● WHAT IS NEEDED: Find each line containing the string "children". Copy it.

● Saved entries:
[Begin]

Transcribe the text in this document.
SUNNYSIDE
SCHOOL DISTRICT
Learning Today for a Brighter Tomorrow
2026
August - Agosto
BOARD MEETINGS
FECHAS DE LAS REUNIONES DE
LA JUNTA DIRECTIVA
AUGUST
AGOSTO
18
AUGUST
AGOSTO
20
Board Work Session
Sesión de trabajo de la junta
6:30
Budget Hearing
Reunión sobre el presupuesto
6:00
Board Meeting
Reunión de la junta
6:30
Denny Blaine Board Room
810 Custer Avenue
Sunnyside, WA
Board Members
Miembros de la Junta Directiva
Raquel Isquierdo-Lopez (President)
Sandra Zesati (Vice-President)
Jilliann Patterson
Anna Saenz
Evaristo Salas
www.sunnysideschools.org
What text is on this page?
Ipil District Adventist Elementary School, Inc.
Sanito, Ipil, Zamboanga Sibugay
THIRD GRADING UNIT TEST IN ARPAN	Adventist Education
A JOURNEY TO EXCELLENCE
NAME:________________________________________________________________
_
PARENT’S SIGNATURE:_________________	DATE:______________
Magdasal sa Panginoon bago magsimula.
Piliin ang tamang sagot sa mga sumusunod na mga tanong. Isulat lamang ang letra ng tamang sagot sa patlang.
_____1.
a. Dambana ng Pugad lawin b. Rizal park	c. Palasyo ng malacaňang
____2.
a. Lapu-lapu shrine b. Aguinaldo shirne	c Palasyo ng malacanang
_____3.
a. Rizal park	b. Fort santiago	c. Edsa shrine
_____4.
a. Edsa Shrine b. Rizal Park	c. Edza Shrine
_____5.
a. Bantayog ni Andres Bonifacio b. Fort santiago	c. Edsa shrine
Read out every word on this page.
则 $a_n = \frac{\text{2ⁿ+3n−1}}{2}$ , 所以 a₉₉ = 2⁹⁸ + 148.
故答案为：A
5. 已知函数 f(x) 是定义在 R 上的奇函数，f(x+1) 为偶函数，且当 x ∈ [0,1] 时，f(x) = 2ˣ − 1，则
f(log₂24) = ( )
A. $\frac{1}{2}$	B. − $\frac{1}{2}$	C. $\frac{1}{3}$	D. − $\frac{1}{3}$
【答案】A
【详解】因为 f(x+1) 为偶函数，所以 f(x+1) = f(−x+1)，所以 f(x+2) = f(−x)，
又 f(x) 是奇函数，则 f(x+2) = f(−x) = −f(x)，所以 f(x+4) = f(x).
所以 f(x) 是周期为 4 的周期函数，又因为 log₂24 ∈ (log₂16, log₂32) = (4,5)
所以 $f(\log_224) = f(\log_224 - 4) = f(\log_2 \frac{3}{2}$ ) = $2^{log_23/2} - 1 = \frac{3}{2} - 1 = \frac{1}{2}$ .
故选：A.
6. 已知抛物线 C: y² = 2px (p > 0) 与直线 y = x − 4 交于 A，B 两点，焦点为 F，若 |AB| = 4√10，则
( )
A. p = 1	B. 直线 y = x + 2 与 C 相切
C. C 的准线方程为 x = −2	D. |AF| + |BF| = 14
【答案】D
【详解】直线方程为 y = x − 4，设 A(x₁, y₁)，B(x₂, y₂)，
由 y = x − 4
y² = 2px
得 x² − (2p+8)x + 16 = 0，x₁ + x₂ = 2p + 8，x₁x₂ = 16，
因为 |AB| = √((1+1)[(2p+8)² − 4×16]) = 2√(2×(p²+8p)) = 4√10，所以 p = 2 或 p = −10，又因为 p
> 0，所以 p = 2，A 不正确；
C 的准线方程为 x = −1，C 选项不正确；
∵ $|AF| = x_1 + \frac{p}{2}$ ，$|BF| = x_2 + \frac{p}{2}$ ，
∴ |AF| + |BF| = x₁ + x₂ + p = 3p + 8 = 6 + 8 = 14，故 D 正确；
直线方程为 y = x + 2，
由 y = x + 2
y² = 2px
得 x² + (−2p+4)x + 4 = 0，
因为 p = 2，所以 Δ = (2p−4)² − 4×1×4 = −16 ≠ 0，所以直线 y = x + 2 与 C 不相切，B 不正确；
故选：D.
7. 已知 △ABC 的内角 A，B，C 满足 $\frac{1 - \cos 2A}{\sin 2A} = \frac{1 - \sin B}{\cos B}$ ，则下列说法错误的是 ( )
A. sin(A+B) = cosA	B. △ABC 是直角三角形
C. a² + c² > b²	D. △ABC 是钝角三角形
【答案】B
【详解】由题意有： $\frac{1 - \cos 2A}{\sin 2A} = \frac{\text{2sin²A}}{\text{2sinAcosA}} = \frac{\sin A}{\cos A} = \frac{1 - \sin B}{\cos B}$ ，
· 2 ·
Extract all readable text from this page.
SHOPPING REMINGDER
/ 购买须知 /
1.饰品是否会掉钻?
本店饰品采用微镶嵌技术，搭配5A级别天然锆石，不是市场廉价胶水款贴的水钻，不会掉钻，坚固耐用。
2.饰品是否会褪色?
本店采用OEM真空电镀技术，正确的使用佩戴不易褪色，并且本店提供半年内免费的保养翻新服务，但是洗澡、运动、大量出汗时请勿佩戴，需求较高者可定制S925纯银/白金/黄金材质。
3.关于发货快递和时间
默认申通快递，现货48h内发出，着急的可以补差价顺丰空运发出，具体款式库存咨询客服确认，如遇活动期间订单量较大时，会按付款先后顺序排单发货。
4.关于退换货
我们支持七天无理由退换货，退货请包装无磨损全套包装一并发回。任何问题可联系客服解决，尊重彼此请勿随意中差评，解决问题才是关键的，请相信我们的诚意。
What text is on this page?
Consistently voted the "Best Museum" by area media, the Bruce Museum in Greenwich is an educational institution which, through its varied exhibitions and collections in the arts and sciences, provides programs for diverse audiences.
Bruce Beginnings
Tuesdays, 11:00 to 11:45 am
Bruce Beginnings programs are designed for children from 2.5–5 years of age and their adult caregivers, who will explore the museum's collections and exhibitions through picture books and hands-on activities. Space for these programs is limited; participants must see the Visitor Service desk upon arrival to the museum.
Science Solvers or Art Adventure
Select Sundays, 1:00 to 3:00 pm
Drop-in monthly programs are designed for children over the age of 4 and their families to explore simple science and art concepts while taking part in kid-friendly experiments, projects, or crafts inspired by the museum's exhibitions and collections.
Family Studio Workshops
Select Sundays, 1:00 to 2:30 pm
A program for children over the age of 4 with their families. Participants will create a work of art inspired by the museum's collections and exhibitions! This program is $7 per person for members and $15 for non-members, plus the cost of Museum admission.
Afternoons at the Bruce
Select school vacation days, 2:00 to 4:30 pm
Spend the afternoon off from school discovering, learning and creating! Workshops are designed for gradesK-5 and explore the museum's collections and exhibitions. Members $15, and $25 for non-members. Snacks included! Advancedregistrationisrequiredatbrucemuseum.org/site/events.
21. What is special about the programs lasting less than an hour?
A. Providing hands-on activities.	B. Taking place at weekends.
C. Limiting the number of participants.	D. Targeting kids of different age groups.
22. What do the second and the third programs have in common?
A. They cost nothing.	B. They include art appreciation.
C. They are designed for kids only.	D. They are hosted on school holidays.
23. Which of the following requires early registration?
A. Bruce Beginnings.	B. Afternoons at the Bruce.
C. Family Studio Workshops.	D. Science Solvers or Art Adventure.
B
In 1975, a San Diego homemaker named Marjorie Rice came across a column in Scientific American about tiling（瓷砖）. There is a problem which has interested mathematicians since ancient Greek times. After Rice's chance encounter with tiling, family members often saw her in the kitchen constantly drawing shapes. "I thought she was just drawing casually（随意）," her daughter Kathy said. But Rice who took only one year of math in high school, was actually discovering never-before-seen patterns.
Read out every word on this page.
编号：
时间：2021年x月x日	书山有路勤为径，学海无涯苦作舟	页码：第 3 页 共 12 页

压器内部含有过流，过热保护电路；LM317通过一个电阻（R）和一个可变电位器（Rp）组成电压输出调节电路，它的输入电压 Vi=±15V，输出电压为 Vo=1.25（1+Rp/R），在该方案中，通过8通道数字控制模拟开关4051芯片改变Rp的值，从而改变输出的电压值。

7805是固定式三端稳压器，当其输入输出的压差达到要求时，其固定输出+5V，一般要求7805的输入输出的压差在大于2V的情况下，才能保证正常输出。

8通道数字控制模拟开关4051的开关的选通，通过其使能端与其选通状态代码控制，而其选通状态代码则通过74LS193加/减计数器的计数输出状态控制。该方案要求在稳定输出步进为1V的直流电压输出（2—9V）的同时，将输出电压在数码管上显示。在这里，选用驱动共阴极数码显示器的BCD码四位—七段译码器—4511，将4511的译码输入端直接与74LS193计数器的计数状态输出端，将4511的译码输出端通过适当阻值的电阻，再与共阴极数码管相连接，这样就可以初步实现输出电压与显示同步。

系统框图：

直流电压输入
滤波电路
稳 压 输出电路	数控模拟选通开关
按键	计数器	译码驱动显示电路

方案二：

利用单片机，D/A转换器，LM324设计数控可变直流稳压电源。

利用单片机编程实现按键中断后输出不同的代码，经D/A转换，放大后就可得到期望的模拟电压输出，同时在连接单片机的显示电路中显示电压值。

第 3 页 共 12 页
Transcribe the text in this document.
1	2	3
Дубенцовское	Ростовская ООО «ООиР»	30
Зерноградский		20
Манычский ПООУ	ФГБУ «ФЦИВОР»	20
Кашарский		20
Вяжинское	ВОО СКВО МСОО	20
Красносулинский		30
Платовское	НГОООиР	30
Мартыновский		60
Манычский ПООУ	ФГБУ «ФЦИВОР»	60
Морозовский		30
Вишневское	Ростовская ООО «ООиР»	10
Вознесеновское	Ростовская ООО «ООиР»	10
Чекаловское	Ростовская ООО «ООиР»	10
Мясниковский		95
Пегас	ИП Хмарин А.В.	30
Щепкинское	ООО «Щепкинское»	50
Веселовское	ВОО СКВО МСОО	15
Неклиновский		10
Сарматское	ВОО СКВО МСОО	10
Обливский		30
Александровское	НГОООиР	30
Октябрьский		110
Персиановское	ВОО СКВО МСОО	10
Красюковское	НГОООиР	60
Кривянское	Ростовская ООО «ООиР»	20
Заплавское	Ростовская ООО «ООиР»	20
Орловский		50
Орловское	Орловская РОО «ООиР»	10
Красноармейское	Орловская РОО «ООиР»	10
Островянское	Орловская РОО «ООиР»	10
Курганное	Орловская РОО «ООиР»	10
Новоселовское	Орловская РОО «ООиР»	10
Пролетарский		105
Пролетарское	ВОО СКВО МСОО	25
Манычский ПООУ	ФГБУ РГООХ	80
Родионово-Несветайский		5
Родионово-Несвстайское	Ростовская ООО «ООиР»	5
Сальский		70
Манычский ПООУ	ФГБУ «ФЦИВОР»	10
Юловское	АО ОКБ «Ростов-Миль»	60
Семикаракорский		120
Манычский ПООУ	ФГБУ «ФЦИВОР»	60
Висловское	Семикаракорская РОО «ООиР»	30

[End]

● OUTPUT BELOW:
Bruce Beginnings programs are designed for children from 2.5–5 years of age and their adult caregivers, who will explore the museum's collections and exhibitions through picture books and hands-on activities. Space for these programs is limited; participants must see the Visitor Service desk upon arrival to the museum.
Drop-in monthly programs are designed for children over the age of 4 and their families to explore simple science and art concepts while taking part in kid-friendly experiments, projects, or crafts inspired by the museum's exhibitions and collections.
A program for children over the age of 4 with their families. Participants will create a work of art inspired by the museum's collections and exhibitions! This program is $7 per person for members and $15 for non-members, plus the cost of Museum admission.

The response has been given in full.